(ЧТО СДЕЛАТЬ)
[1] Ответьте на вопросы по тексту «Краткое счастье детских лет»:
(а) Каким числом датировано ответное письмо Потёмкина?
(б) Сколько часов императрица не отходила от своей невестки?
(в) Какого числа ушла из жизни Наталия Алексеевна?
[2] Выпишите из текста «Краткое счастье детских лет» все даты, в которых указаны число и месяц.
[3] Продолжите текст «Краткое счастье детских лет», начиная сразу после его последнего предложения.

(ФРАГМЕНТ ТЕКСТА)
· · · · ·

Краткое счастье детских лет
11 мая 1788 года императрица Екатерина Великая писала своему супругу и соправителю Григорию Александровичу Потёмкину из Царского села:
«Любезный друг Князь Григорий Александрович.
Вчерашний день великая княгиня родила дочь, которой дано моё имя, следовательно, она – Екатерина. Мать и дочь здоровы теперь, а вчерась материна жизнь была два часа с половиною на весьма тонкой нитке; видя крайность, я решилась приказать accoucheur (акушеру) спасти жизнь ей, за что теперь меня и муж, и жена много благодарят…
У нас так холодно, что я пишучи почти замёрзла…»
Потёмкин разделил радость в ответном письме от 19 мая словами:
«Матушка Всемилостивейшая Государыня! Я получил о разрешении Ея императорского Высочества и на другой день праздновал…»
А тревоги 10 мая 1788 года были далеко не напрасными. Почти семь часов императрица не отходила от своей невестки и уже опустивших руки акушера и его помощниц. Государыне была памятна трагедия, происшедшая с первой супругой сына великой княгиней Натальей Алексеевной. Это случилось в 1776 году. Роды начались 10 апреля и начались неудачно. Несколько дней продолжались схватки, но родить великая княгиня никак не могла. Ребёнок не выдержал и умер.
Своему статс-секретарю императрица написала:
«Дело наше весьма плохо идёт. Какою дорогой пошёл дитя, чаю, и мать пойдёт. Сие до времени у себя держи…».
Мёртвый ребёнок инфицировал организм матери, и надежд на то, что она выживет, почти не было. 15 апреля Наталия Алексеевна ушла из жизни.

· · · · ·

(ПРЕДСТАВЛЕННЫЕ ДАННЫЕ)
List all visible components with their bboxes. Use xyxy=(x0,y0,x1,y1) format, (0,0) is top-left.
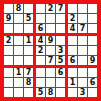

· · · · ·

(ОТВЕТЫ ПО ЗАДАНИЯМ)
[1]
(а) 19 мая.
(б) Почти семь часов.
(в) 15 апреля.

[2] 11 мая 1788 года, 19 мая, 10 мая 1788 года, 10 апреля, 15 апреля.

[3]
Екатерина призналась в письме:
«Вы можете вообразить, что она должна была выстрадать, и мы с нею. У меня сердце истерзалось; я не имела ни минуты отдыха в эти пять дней и не покидала великой княгини ни днём, ни ночью до самой кончины. Она говорила мне: «мы отличная сиделка». Вообразите моё положение: надо одного утешать, другую ободрять. Я изнемогла и телом и душой…»
Правда, тогда всё усложнялось тем, что Наталия Алексеевна не могла иметь детей из-за врождённых дефектов. Дефекты же эти скрыли, иначе как бы можно было её выдать за наследника русского престола.
В ту пору каждые роды были очень серьёзным испытанием для женщин. Они нередко оканчивались трагически.
И вот при родах у великой княгини Марии Фёдоровны произошло осложнение, похожее на то, что стало смертельным и для великой княгини Натальи Алексеевны, и для ребёнка. Правда, у Марии Фёдоровны это были уже шестые роды, и она не имела тех травматических дефектов позвоночника и таза, что Наталья Алексеевна. Тем не менее, шло время, а акушерка ничего не могла сделать. Нужно учесть, что акушерство в ту пору было ещё не на высоком уровне. К примеру, не принято было применять так называемое родовспоможение, да и не все акушеры владели таким методом. Но императрица знала об этом методе и приказала хирургу Ассофиеру применить его под свою ответственность. В письме к Потёмкину императрица сообщила: «я решилась приказать Ассофиеру, спасти жизнь ей…», в других письмах она уточняла: «я решила употребить Моренгейма, и он кончил», то есть произвёл родовспоможение по методике акушера из Австрии.
Благодаря решительности императрицы всё окончилось благополучно, и Екатерина Павловна, четвёртая из пяти дочерей Павла Петровича, начала свой хоть и не долгий, но яркий жизненный путь.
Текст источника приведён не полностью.